What this task involves: Copy every line that holds "path".

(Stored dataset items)

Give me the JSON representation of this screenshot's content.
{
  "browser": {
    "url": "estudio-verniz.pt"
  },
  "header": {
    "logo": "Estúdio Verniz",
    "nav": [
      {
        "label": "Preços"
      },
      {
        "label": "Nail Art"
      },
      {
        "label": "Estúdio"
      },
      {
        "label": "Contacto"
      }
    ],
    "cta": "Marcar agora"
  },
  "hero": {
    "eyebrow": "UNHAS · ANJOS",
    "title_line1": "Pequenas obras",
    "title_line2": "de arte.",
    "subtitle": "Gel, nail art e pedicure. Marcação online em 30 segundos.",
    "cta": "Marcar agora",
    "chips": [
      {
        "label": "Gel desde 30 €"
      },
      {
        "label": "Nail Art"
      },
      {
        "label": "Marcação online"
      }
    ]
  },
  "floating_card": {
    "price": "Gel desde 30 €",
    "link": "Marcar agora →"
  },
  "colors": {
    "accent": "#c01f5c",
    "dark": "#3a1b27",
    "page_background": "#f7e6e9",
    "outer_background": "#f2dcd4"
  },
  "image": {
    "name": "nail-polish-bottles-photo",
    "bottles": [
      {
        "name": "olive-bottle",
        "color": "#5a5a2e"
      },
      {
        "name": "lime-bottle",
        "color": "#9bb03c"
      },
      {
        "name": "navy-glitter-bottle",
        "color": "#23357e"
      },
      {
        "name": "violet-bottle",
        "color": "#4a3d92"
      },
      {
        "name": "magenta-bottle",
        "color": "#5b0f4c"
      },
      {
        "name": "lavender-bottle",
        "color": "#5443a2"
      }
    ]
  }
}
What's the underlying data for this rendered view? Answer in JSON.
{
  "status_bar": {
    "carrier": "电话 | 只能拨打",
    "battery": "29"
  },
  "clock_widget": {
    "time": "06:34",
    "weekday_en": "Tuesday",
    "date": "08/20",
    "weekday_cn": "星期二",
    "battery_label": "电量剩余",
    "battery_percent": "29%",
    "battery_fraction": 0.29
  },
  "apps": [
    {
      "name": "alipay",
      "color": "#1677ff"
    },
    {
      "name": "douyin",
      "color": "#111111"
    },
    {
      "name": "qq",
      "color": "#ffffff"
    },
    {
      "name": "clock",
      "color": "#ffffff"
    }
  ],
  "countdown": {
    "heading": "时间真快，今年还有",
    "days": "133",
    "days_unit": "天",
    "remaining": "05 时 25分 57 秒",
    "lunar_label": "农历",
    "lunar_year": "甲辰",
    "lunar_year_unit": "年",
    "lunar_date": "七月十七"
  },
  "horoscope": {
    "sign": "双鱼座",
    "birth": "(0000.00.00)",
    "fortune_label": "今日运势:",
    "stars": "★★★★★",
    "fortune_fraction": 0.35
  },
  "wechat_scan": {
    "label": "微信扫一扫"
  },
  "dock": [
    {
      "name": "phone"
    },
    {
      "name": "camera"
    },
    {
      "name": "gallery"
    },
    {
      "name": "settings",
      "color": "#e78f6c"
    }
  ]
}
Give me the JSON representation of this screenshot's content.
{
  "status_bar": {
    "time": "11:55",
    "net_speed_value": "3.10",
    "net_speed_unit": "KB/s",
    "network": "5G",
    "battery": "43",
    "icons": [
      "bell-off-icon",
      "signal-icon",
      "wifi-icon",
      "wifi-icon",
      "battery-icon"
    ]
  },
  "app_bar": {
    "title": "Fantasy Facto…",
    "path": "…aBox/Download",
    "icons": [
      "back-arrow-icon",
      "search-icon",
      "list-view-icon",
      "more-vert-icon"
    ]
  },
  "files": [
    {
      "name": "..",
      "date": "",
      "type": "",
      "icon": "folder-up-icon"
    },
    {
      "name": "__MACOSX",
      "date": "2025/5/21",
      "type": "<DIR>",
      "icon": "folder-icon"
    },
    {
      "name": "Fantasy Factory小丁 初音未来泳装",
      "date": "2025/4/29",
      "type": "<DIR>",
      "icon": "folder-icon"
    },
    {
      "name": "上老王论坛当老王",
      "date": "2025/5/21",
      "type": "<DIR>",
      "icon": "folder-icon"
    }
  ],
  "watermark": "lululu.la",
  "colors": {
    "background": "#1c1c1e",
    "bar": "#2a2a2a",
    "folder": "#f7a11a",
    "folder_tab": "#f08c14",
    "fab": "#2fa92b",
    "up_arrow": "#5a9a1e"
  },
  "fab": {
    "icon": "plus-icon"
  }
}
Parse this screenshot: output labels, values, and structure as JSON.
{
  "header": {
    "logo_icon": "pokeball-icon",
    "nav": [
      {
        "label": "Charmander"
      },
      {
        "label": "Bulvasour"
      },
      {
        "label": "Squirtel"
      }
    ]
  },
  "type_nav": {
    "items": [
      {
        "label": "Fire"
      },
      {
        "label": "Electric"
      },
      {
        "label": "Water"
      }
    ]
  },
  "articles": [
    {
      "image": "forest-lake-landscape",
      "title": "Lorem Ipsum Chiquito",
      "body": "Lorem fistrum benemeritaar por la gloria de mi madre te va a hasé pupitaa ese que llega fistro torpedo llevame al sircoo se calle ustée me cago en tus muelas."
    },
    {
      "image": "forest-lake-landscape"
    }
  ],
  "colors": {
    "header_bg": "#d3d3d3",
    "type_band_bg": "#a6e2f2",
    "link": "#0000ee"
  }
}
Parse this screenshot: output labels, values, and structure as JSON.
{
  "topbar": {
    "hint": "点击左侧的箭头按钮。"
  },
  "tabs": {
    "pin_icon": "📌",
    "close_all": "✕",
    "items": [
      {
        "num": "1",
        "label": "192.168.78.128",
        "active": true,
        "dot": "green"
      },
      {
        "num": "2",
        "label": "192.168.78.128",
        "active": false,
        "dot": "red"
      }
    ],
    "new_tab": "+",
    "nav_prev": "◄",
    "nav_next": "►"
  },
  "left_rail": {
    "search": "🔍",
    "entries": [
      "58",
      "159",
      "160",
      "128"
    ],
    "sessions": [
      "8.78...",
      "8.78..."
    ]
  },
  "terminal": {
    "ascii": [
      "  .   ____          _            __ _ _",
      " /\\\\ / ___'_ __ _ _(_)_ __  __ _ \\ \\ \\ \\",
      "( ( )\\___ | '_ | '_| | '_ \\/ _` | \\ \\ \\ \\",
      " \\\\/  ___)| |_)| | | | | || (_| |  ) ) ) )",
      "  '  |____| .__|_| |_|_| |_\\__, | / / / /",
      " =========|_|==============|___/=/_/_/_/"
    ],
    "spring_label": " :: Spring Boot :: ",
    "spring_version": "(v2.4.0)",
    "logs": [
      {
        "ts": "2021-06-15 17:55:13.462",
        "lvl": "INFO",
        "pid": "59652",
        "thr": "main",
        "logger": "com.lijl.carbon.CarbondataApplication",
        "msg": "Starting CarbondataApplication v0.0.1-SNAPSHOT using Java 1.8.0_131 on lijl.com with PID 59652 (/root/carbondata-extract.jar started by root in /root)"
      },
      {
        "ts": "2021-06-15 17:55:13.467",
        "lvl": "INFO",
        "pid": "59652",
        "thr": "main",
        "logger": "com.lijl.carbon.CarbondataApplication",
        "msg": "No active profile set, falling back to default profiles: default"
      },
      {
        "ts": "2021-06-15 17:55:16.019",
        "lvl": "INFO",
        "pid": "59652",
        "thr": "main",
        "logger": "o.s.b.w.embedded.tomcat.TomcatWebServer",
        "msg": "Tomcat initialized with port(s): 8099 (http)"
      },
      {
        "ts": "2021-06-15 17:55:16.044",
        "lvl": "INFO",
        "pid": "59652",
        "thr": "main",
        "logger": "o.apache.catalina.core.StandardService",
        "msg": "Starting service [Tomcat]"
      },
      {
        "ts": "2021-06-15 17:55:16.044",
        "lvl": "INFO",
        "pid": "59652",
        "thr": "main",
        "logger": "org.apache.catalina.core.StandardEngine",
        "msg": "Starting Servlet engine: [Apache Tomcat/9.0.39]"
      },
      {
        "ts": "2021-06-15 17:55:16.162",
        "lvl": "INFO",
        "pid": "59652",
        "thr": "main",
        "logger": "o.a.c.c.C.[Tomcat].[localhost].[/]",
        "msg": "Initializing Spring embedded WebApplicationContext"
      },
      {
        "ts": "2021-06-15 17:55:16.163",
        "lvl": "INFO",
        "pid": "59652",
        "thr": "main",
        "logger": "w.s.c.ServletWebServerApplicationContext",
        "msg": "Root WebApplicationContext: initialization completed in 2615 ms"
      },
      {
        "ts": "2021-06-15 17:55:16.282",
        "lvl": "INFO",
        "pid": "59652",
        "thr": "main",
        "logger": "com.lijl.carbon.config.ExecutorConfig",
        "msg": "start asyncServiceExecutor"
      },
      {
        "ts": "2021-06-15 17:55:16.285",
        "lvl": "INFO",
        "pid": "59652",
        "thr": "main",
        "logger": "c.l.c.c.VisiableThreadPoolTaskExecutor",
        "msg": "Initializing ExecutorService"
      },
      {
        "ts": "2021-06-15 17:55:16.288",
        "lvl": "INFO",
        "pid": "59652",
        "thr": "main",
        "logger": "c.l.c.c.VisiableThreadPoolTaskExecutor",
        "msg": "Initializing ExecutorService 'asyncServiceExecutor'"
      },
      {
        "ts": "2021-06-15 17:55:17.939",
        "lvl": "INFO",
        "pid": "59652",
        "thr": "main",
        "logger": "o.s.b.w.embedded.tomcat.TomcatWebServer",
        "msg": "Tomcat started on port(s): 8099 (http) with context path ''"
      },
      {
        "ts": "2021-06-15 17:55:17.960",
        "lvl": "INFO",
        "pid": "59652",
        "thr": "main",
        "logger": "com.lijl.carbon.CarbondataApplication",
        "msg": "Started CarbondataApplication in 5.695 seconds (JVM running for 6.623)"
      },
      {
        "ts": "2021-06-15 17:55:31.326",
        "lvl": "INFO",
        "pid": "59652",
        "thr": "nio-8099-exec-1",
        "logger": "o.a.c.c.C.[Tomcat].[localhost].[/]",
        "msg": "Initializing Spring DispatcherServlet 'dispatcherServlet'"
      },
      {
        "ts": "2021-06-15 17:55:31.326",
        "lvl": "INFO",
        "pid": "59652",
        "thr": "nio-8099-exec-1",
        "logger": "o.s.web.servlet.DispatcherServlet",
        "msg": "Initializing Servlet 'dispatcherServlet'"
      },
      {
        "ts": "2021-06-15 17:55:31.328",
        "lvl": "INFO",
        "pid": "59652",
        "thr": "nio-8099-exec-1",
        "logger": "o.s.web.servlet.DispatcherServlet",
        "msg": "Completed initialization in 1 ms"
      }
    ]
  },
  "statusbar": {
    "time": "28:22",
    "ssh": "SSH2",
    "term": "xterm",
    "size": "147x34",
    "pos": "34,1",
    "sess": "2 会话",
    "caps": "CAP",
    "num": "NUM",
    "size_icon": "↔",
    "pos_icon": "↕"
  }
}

Full output:
    "path": "…aBox/Download",
        "msg": "Tomcat started on port(s): 8099 (http) with context path ''"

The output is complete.